Written problem: Search the records below for the word "Copy" and show every line where it occurs.

— Begin Raw data —

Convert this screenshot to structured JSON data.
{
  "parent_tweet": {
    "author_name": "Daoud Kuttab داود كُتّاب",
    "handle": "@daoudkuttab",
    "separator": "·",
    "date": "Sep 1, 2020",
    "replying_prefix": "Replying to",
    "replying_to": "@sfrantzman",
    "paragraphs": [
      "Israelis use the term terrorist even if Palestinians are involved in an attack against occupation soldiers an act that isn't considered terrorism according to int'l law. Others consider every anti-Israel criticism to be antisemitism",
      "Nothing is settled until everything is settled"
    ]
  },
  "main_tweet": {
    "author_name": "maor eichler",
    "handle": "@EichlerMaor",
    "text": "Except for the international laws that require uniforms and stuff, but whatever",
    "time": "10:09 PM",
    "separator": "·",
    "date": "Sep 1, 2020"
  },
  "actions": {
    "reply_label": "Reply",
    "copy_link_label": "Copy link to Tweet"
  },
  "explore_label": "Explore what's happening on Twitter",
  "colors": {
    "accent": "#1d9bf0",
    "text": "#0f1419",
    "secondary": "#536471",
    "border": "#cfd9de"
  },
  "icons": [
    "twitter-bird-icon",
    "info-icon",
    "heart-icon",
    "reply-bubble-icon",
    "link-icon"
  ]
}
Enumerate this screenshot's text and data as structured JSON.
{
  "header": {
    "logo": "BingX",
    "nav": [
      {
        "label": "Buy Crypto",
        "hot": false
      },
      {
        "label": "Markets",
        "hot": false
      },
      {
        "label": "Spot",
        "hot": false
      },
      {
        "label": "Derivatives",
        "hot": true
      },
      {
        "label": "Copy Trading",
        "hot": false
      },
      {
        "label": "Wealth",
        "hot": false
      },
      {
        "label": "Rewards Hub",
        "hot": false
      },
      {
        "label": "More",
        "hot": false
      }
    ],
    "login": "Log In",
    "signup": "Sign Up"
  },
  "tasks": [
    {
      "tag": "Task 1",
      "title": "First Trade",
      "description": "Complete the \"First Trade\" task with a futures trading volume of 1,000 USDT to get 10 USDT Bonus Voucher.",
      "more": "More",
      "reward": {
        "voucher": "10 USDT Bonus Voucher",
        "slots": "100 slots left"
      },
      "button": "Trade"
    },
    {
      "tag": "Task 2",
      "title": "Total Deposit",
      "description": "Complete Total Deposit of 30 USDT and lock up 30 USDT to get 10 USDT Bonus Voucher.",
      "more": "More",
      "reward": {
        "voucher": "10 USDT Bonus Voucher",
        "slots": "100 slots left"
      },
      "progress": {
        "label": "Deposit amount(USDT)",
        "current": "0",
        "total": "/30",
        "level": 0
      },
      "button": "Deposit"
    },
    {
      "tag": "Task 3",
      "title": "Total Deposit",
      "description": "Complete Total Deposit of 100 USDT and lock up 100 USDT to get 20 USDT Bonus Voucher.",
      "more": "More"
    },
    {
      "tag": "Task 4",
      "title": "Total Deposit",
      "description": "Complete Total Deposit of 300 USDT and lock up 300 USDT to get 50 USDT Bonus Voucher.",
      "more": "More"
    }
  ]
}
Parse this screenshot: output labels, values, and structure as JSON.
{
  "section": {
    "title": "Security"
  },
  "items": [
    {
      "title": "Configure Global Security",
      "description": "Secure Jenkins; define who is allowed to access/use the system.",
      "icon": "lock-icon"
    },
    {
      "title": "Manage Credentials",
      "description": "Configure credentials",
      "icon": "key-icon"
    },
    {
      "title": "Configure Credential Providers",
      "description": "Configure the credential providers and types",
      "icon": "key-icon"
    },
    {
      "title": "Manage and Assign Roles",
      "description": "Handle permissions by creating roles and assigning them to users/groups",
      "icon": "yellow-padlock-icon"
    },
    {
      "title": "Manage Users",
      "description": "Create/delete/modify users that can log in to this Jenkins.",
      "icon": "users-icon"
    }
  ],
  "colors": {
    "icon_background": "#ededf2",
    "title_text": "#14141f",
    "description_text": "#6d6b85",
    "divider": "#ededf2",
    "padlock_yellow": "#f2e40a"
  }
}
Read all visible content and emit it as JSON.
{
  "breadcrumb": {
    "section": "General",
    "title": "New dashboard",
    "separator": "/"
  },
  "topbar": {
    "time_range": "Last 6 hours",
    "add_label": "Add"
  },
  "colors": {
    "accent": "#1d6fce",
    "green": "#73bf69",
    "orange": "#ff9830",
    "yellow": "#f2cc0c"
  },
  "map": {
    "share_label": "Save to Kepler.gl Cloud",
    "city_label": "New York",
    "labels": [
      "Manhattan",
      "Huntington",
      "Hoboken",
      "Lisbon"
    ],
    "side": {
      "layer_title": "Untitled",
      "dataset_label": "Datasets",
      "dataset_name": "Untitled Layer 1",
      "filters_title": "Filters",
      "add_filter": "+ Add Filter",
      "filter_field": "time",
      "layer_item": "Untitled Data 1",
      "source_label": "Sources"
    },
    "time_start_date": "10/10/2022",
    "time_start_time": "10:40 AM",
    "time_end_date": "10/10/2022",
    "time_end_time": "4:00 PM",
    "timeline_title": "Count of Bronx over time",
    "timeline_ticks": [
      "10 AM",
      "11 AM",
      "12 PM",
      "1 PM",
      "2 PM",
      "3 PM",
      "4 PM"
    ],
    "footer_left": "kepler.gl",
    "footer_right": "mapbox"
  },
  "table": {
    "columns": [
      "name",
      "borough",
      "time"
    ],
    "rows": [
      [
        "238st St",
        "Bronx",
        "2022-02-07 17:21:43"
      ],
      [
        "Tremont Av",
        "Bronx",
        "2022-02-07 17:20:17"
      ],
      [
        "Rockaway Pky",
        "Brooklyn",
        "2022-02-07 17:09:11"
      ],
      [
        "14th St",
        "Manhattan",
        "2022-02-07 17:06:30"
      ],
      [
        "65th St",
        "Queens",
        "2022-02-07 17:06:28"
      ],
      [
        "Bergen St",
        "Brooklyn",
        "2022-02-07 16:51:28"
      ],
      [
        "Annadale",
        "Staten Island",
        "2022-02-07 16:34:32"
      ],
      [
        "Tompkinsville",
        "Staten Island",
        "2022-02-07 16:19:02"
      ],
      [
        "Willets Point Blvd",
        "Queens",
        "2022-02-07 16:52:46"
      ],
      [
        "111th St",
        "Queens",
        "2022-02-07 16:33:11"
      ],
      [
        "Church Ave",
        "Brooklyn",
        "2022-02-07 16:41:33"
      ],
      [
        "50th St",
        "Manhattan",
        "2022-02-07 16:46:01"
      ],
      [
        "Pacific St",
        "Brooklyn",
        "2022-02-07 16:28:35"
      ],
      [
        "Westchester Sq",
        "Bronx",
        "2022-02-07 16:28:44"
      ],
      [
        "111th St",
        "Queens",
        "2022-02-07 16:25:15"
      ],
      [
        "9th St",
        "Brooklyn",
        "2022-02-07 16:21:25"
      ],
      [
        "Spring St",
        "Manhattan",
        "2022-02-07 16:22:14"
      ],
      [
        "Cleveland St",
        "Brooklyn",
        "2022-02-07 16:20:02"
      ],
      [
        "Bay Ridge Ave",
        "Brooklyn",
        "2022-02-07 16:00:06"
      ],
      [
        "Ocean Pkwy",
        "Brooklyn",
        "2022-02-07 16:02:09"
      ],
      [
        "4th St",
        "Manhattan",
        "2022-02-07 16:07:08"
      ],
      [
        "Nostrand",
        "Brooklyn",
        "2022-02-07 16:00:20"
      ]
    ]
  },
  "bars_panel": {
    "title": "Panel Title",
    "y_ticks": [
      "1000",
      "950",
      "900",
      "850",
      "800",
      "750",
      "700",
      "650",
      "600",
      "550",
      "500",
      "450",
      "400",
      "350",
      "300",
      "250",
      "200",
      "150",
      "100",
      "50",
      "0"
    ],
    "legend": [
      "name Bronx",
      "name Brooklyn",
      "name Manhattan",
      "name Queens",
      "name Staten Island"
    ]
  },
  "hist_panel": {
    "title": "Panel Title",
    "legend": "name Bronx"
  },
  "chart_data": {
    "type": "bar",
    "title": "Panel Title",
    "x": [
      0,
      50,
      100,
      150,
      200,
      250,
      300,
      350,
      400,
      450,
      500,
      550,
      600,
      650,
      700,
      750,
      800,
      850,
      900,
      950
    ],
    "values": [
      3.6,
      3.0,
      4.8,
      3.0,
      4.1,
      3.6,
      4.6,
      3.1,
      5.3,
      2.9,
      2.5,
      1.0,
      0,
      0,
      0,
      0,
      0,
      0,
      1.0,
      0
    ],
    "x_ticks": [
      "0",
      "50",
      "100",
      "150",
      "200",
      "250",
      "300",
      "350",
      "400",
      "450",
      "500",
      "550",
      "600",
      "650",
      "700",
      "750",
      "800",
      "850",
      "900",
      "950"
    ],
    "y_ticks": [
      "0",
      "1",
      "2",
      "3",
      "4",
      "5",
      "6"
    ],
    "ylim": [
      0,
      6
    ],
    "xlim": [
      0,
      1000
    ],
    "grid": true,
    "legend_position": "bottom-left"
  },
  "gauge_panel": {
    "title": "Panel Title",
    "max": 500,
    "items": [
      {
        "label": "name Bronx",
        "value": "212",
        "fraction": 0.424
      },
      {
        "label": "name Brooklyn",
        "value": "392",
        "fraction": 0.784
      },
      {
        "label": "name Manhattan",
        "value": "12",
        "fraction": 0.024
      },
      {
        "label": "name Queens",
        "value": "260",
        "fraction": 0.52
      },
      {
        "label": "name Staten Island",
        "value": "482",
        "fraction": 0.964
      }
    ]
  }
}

— End Raw data —

Exercise output:
    "copy_link_label": "Copy link to Tweet"
        "label": "Copy Trading",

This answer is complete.